[Collected data]
___

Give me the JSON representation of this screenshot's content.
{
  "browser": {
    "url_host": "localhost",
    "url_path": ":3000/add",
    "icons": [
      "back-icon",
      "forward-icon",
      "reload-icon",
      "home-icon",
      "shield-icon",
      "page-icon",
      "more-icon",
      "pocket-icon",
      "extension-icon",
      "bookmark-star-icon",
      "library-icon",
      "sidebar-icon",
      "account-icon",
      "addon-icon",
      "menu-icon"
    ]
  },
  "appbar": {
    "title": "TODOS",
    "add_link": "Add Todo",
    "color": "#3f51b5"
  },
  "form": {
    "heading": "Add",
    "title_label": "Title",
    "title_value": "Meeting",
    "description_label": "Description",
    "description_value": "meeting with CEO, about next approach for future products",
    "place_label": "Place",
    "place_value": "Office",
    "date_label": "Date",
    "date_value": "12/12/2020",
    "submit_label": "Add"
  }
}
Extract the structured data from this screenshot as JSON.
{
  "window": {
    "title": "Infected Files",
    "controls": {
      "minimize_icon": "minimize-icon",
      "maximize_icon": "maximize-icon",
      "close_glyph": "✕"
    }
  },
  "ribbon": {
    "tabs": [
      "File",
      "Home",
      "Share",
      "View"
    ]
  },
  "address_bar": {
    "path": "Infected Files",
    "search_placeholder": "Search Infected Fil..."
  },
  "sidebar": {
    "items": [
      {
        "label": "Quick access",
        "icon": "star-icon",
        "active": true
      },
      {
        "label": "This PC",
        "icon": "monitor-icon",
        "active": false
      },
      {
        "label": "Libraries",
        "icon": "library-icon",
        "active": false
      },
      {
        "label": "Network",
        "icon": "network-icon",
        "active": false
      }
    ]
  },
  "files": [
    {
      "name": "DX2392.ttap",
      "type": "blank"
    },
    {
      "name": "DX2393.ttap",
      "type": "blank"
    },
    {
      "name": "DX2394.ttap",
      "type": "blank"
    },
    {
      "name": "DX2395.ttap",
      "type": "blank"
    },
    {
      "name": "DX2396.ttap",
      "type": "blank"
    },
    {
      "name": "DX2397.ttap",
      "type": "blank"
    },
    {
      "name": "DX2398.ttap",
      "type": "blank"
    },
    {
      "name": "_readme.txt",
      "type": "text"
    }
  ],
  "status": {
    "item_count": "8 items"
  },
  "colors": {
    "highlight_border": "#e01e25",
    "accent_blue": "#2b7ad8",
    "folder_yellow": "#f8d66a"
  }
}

___

Above are the records; retype every one exactly.

Reply to the exercise:
Give me the JSON representation of this screenshot's content.
{
  "browser": {
    "url_host": "localhost",
    "url_path": ":3000/add",
    "icons": [
      "back-icon",
      "forward-icon",
      "reload-icon",
      "home-icon",
      "shield-icon",
      "page-icon",
      "more-icon",
      "pocket-icon",
      "extension-icon",
      "bookmark-star-icon",
      "library-icon",
      "sidebar-icon",
      "account-icon",
      "addon-icon",
      "menu-icon"
    ]
  },
  "appbar": {
    "title": "TODOS",
    "add_link": "Add Todo",
    "color": "#3f51b5"
  },
  "form": {
    "heading": "Add",
    "title_label": "Title",
    "title_value": "Meeting",
    "description_label": "Description",
    "description_value": "meeting with CEO, about next approach for future products",
    "place_label": "Place",
    "place_value": "Office",
    "date_label": "Date",
    "date_value": "12/12/2020",
    "submit_label": "Add"
  }
}
Extract the structured data from this screenshot as JSON.
{
  "window": {
    "title": "Infected Files",
    "controls": {
      "minimize_icon": "minimize-icon",
      "maximize_icon": "maximize-icon",
      "close_glyph": "✕"
    }
  },
  "ribbon": {
    "tabs": [
      "File",
      "Home",
      "Share",
      "View"
    ]
  },
  "address_bar": {
    "path": "Infected Files",
    "search_placeholder": "Search Infected Fil..."
  },
  "sidebar": {
    "items": [
      {
        "label": "Quick access",
        "icon": "star-icon",
        "active": true
      },
      {
        "label": "This PC",
        "icon": "monitor-icon",
        "active": false
      },
      {
        "label": "Libraries",
        "icon": "library-icon",
        "active": false
      },
      {
        "label": "Network",
        "icon": "network-icon",
        "active": false
      }
    ]
  },
  "files": [
    {
      "name": "DX2392.ttap",
      "type": "blank"
    },
    {
      "name": "DX2393.ttap",
      "type": "blank"
    },
    {
      "name": "DX2394.ttap",
      "type": "blank"
    },
    {
      "name": "DX2395.ttap",
      "type": "blank"
    },
    {
      "name": "DX2396.ttap",
      "type": "blank"
    },
    {
      "name": "DX2397.ttap",
      "type": "blank"
    },
    {
      "name": "DX2398.ttap",
      "type": "blank"
    },
    {
      "name": "_readme.txt",
      "type": "text"
    }
  ],
  "status": {
    "item_count": "8 items"
  },
  "colors": {
    "highlight_border": "#e01e25",
    "accent_blue": "#2b7ad8",
    "folder_yellow": "#f8d66a"
  }
}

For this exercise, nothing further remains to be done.